**Set problem:** Copy every line from the records below that holds the word "durante".

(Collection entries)
□ □ □
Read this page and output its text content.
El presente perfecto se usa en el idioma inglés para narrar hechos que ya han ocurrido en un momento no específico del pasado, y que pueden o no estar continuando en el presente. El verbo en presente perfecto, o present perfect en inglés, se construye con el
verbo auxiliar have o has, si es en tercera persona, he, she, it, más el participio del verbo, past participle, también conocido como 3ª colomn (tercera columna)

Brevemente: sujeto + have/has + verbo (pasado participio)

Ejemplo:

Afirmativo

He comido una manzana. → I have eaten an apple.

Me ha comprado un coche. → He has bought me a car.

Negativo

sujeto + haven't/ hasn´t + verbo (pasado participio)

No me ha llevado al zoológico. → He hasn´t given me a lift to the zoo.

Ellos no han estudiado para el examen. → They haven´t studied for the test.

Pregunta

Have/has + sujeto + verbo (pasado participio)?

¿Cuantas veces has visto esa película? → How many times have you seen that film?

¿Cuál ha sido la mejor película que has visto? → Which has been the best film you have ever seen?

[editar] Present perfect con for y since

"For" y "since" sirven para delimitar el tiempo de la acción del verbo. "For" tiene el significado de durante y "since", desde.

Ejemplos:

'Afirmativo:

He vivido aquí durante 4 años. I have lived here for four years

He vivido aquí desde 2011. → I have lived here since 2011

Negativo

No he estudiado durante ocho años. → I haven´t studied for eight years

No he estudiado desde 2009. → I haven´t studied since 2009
□ □ □
**Answer for this exercise:**
"For" y "since" sirven para delimitar el tiempo de la acción del verbo. "For" tiene el significado de durante y "since", desde.
He vivido aquí durante 4 años. I have lived here for four years
No he estudiado durante ocho años. → I haven´t studied for eight years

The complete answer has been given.